[Data extracted from a collection]
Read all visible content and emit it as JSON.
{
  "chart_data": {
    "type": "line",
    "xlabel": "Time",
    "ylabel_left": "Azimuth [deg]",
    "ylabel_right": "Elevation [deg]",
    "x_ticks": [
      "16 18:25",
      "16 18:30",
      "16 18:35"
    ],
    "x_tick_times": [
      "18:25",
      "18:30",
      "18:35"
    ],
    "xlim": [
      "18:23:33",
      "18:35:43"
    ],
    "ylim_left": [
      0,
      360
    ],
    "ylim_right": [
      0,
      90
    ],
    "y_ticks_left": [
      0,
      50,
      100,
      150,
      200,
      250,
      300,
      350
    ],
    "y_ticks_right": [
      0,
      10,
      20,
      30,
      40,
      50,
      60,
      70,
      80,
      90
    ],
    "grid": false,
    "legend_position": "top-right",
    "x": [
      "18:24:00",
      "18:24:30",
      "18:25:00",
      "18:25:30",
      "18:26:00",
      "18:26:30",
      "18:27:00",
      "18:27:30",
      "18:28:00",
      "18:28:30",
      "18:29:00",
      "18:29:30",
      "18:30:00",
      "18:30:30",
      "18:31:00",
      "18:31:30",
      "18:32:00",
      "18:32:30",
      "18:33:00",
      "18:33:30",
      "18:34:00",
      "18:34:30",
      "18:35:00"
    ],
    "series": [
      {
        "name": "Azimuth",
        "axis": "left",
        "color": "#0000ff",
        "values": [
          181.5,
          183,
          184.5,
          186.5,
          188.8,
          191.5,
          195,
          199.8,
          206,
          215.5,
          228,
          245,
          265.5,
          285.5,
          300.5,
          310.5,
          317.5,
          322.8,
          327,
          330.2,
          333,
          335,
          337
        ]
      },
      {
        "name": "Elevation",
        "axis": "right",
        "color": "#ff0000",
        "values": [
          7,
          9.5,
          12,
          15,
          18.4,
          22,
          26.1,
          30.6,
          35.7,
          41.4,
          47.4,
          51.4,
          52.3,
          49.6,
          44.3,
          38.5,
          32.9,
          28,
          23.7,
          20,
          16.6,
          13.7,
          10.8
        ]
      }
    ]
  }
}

# Written task:
Print the complete listing again, exactly as it stands.

# Result for this exercise:
Read all visible content and emit it as JSON.
{
  "chart_data": {
    "type": "line",
    "xlabel": "Time",
    "ylabel_left": "Azimuth [deg]",
    "ylabel_right": "Elevation [deg]",
    "x_ticks": [
      "16 18:25",
      "16 18:30",
      "16 18:35"
    ],
    "x_tick_times": [
      "18:25",
      "18:30",
      "18:35"
    ],
    "xlim": [
      "18:23:33",
      "18:35:43"
    ],
    "ylim_left": [
      0,
      360
    ],
    "ylim_right": [
      0,
      90
    ],
    "y_ticks_left": [
      0,
      50,
      100,
      150,
      200,
      250,
      300,
      350
    ],
    "y_ticks_right": [
      0,
      10,
      20,
      30,
      40,
      50,
      60,
      70,
      80,
      90
    ],
    "grid": false,
    "legend_position": "top-right",
    "x": [
      "18:24:00",
      "18:24:30",
      "18:25:00",
      "18:25:30",
      "18:26:00",
      "18:26:30",
      "18:27:00",
      "18:27:30",
      "18:28:00",
      "18:28:30",
      "18:29:00",
      "18:29:30",
      "18:30:00",
      "18:30:30",
      "18:31:00",
      "18:31:30",
      "18:32:00",
      "18:32:30",
      "18:33:00",
      "18:33:30",
      "18:34:00",
      "18:34:30",
      "18:35:00"
    ],
    "series": [
      {
        "name": "Azimuth",
        "axis": "left",
        "color": "#0000ff",
        "values": [
          181.5,
          183,
          184.5,
          186.5,
          188.8,
          191.5,
          195,
          199.8,
          206,
          215.5,
          228,
          245,
          265.5,
          285.5,
          300.5,
          310.5,
          317.5,
          322.8,
          327,
          330.2,
          333,
          335,
          337
        ]
      },
      {
        "name": "Elevation",
        "axis": "right",
        "color": "#ff0000",
        "values": [
          7,
          9.5,
          12,
          15,
          18.4,
          22,
          26.1,
          30.6,
          35.7,
          41.4,
          47.4,
          51.4,
          52.3,
          49.6,
          44.3,
          38.5,
          32.9,
          28,
          23.7,
          20,
          16.6,
          13.7,
          10.8
        ]
      }
    ]
  }
}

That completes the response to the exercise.